TASK DESCRIPTION — Look through the lines below and extract each one that contains "math".

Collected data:
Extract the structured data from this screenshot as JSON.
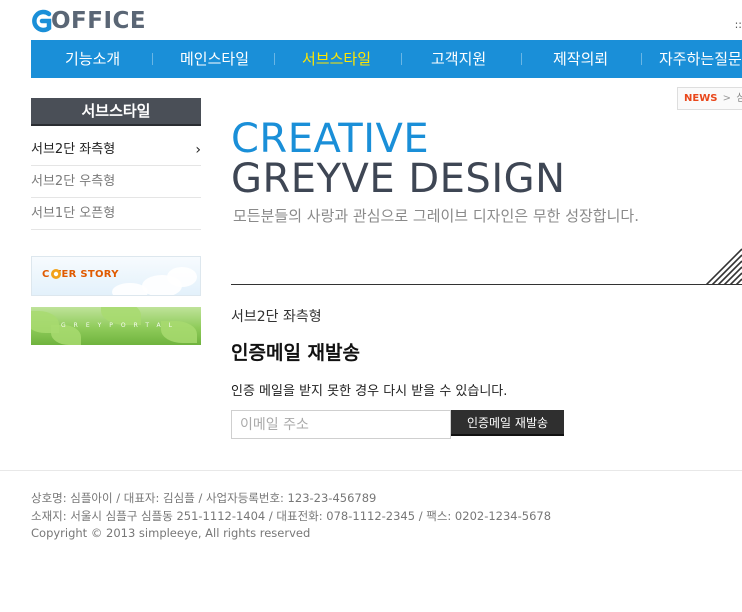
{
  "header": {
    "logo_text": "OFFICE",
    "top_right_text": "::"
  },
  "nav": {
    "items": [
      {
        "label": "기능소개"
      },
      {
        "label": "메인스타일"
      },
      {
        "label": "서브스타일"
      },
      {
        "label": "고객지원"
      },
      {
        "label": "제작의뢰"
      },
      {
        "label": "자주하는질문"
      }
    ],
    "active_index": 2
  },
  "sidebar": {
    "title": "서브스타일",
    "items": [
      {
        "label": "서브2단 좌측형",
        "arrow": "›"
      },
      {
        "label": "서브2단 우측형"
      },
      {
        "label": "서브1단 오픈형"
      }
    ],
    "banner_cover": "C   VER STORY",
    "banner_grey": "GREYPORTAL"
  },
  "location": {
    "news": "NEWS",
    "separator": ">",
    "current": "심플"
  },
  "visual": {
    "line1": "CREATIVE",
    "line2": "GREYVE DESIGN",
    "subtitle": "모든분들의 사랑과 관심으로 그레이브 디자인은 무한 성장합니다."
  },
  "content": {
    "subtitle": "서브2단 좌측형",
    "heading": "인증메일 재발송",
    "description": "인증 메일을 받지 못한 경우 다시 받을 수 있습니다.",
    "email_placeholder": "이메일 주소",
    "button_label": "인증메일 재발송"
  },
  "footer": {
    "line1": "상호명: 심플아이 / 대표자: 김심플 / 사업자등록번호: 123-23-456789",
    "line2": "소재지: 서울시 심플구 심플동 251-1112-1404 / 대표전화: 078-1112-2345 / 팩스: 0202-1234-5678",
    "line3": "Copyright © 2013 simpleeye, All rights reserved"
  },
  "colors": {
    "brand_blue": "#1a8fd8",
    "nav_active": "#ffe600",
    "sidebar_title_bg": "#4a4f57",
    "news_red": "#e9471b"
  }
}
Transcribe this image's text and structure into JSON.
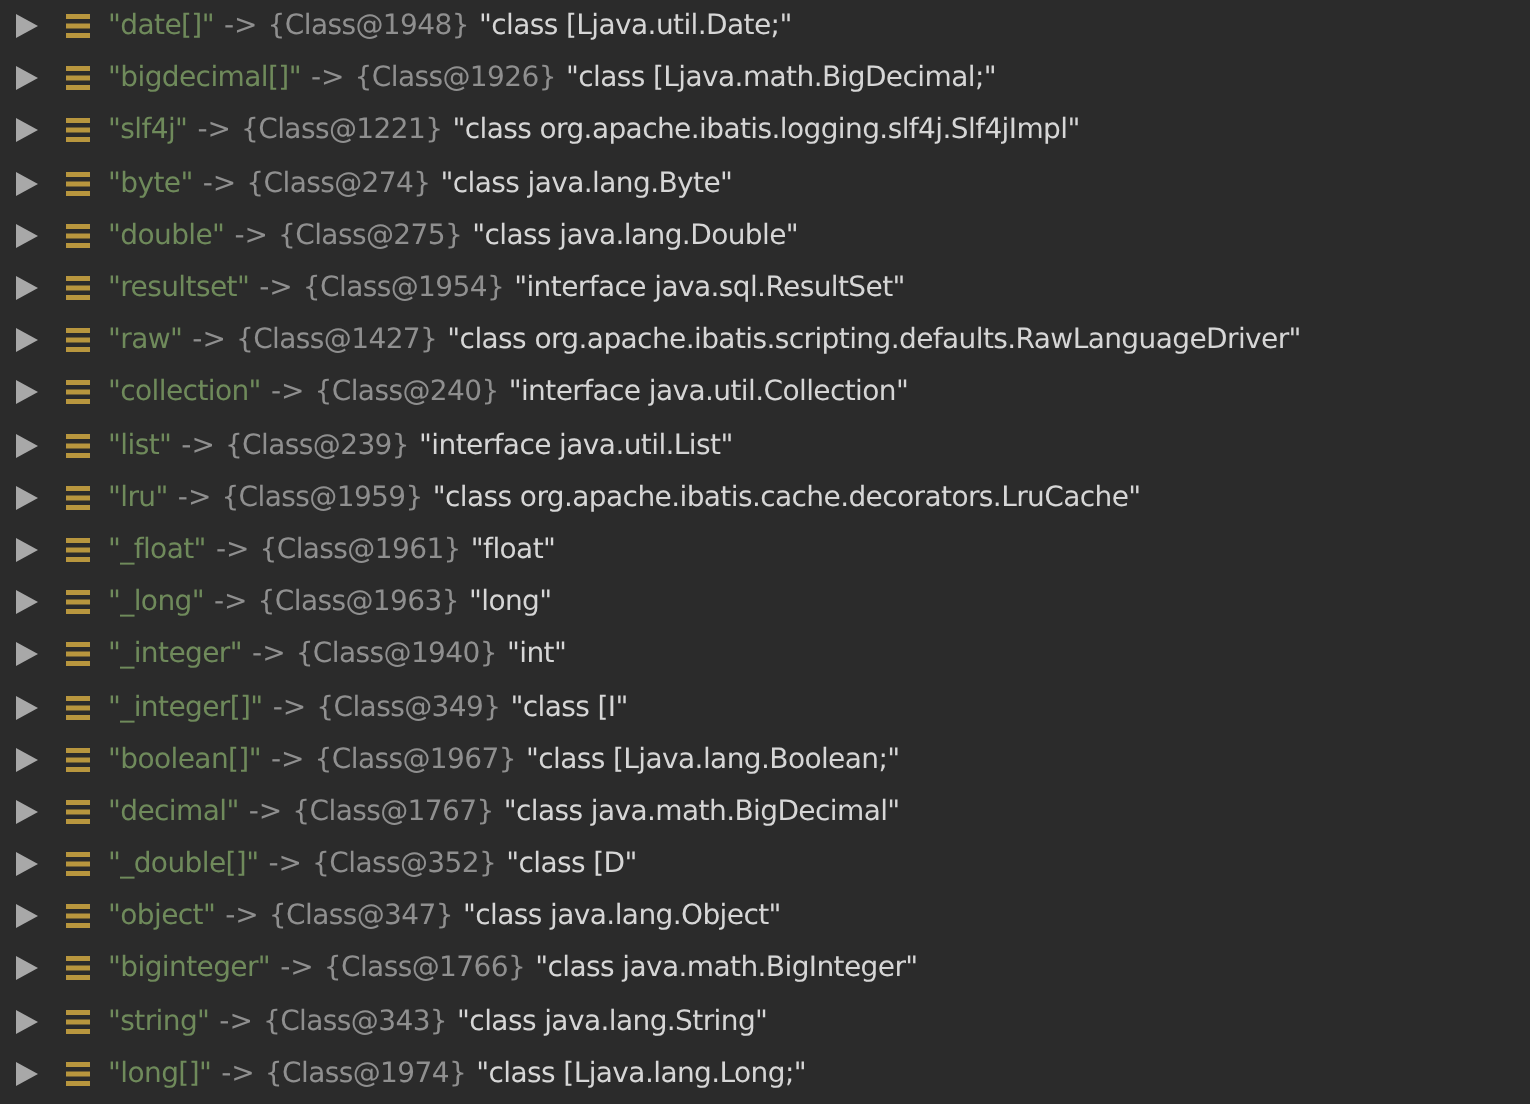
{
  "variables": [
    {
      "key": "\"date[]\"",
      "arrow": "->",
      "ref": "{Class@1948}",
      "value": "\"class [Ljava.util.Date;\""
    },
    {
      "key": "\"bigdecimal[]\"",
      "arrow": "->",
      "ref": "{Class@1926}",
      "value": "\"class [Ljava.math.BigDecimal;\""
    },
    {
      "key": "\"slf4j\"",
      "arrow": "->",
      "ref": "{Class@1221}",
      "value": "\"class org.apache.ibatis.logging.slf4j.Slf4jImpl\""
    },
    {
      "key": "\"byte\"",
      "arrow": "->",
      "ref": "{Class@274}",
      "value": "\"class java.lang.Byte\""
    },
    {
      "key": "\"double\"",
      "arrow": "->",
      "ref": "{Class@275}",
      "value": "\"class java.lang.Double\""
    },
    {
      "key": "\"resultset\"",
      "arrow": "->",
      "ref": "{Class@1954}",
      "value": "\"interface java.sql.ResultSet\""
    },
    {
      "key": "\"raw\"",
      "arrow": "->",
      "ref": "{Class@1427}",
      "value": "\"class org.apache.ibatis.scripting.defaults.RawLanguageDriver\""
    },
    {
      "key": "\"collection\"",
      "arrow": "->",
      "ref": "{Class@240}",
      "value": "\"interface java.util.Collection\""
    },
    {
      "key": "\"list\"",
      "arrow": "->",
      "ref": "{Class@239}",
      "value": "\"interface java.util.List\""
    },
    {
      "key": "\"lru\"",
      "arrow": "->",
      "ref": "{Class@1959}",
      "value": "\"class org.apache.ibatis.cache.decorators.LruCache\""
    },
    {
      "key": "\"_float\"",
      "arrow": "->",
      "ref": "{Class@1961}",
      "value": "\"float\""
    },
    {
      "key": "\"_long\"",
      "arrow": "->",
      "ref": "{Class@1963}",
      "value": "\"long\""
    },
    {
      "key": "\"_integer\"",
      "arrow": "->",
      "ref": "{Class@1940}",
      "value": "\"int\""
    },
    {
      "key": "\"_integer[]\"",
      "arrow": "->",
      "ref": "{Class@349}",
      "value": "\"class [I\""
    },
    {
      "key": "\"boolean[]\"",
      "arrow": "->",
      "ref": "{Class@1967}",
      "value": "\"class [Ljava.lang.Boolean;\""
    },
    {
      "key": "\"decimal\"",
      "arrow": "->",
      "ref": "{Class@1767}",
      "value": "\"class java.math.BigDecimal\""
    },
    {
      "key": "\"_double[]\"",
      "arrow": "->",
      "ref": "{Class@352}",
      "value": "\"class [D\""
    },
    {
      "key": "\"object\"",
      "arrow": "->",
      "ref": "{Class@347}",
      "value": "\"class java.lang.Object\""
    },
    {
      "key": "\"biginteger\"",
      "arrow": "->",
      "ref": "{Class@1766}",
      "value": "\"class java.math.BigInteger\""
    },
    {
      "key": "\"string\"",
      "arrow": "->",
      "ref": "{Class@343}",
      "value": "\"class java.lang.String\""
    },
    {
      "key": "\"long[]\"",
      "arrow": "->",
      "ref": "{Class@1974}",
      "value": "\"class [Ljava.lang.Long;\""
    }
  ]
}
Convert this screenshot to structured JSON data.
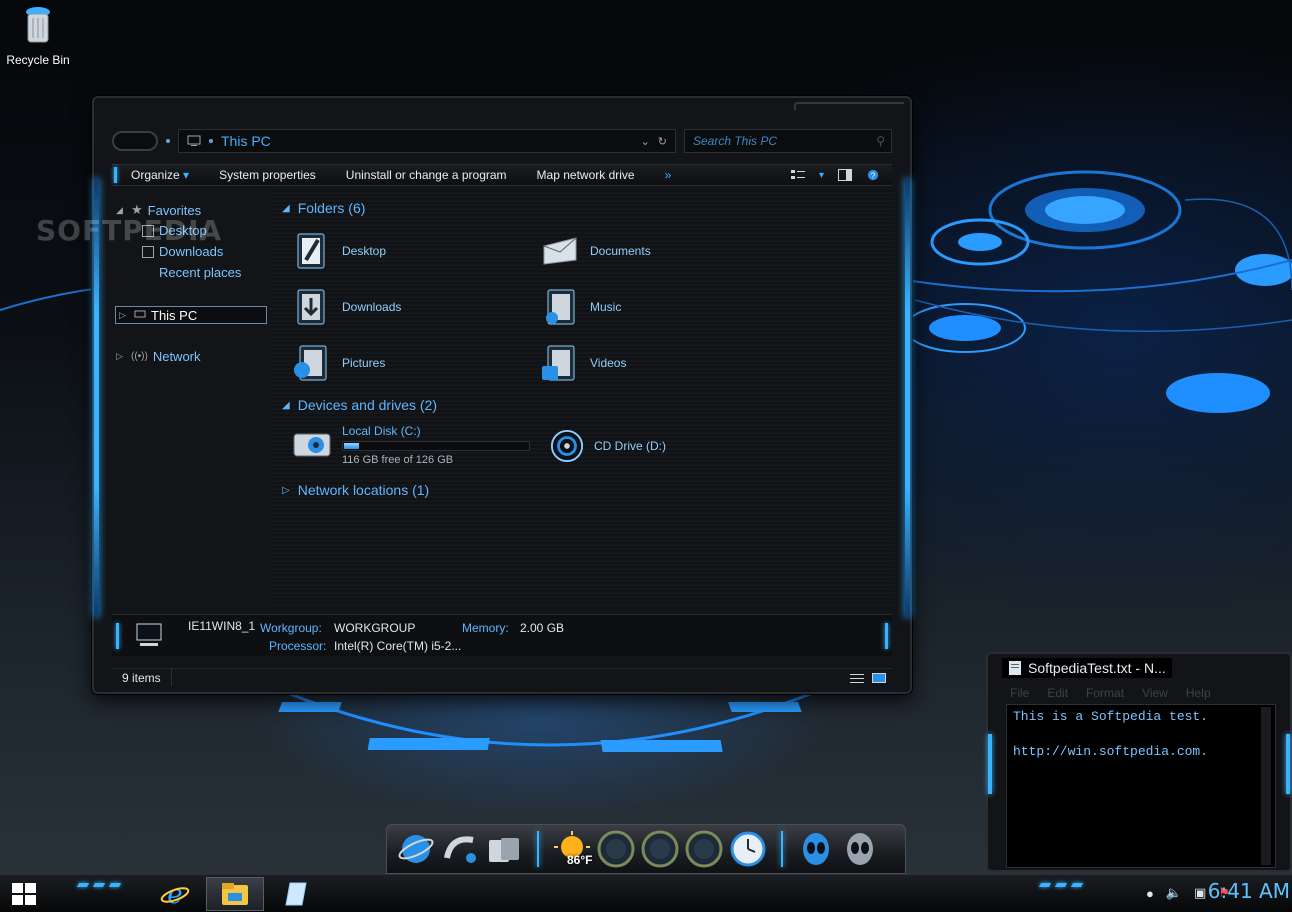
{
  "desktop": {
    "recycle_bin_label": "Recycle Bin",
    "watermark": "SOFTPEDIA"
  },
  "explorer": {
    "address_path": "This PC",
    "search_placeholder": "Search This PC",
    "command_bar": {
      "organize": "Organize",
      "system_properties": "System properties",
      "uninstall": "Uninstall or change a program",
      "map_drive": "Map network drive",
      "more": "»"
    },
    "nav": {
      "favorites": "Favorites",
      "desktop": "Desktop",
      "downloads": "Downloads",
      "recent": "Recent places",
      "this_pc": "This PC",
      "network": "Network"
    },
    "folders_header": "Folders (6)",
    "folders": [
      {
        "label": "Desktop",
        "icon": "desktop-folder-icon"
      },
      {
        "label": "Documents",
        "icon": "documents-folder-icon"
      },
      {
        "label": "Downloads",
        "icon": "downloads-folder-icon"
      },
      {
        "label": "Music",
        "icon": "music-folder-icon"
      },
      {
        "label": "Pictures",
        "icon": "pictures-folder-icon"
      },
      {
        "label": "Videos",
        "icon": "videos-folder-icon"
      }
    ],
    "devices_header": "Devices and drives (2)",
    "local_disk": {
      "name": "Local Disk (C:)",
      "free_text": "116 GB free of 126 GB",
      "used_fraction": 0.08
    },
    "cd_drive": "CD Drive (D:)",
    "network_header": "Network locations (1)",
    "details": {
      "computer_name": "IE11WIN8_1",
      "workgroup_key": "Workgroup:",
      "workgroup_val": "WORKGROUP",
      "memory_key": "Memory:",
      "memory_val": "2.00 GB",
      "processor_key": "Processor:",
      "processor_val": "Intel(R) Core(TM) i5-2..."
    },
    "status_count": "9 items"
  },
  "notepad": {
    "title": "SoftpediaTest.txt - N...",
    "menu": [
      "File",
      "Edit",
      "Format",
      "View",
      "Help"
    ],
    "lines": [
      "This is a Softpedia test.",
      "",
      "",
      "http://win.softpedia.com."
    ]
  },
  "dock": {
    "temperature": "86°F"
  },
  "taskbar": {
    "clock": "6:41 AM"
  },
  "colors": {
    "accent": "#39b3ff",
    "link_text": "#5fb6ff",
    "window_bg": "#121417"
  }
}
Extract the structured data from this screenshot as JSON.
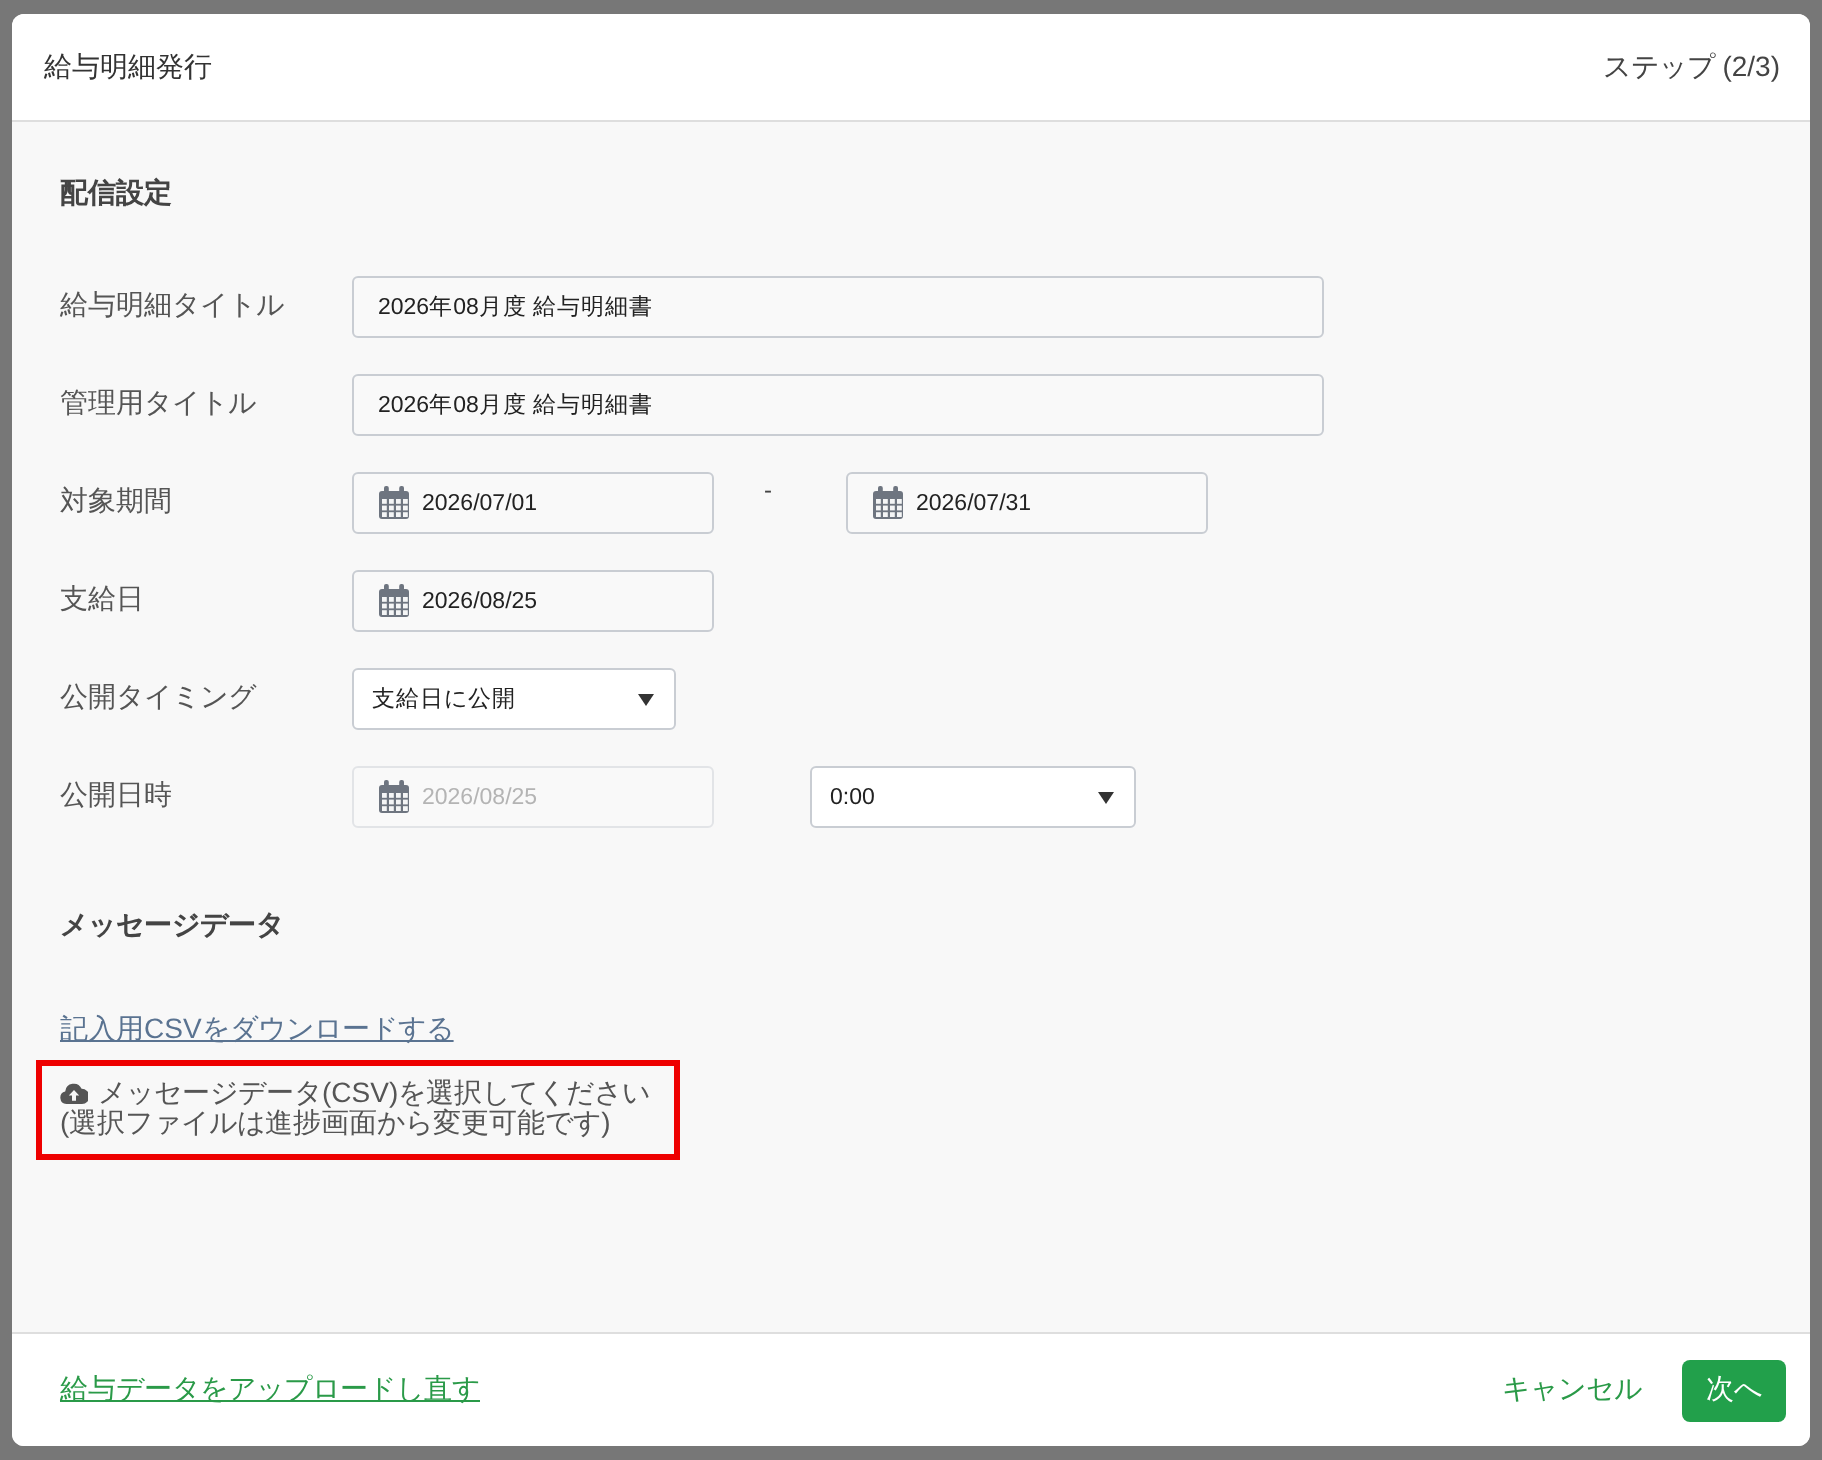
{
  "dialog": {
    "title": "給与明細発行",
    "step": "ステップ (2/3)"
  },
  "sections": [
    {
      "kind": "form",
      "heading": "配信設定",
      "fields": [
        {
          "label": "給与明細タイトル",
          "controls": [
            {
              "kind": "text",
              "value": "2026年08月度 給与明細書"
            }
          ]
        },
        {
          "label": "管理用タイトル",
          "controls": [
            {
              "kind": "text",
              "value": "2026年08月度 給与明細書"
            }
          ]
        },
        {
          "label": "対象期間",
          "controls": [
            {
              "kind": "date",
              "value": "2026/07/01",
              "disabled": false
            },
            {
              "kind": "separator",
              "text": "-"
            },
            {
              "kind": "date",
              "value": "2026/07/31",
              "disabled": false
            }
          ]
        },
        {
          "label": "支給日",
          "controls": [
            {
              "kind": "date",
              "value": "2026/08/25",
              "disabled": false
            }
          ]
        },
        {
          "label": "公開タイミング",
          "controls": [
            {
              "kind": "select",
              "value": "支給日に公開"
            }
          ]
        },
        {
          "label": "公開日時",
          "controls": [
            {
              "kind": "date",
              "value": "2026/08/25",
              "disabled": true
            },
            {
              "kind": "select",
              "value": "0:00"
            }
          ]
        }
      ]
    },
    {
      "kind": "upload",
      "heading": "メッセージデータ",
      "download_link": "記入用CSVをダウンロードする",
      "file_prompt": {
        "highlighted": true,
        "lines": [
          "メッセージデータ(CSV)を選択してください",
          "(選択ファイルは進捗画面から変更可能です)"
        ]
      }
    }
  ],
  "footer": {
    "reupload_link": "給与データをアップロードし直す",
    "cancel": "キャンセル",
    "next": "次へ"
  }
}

ANSWER TO THE PROBLEM —
      "value": "\"class [Ljava.math.BigDecimal;\""
      "value": "\"class java.math.BigDecimal\""
      "value": "\"class java.math.BigInteger\""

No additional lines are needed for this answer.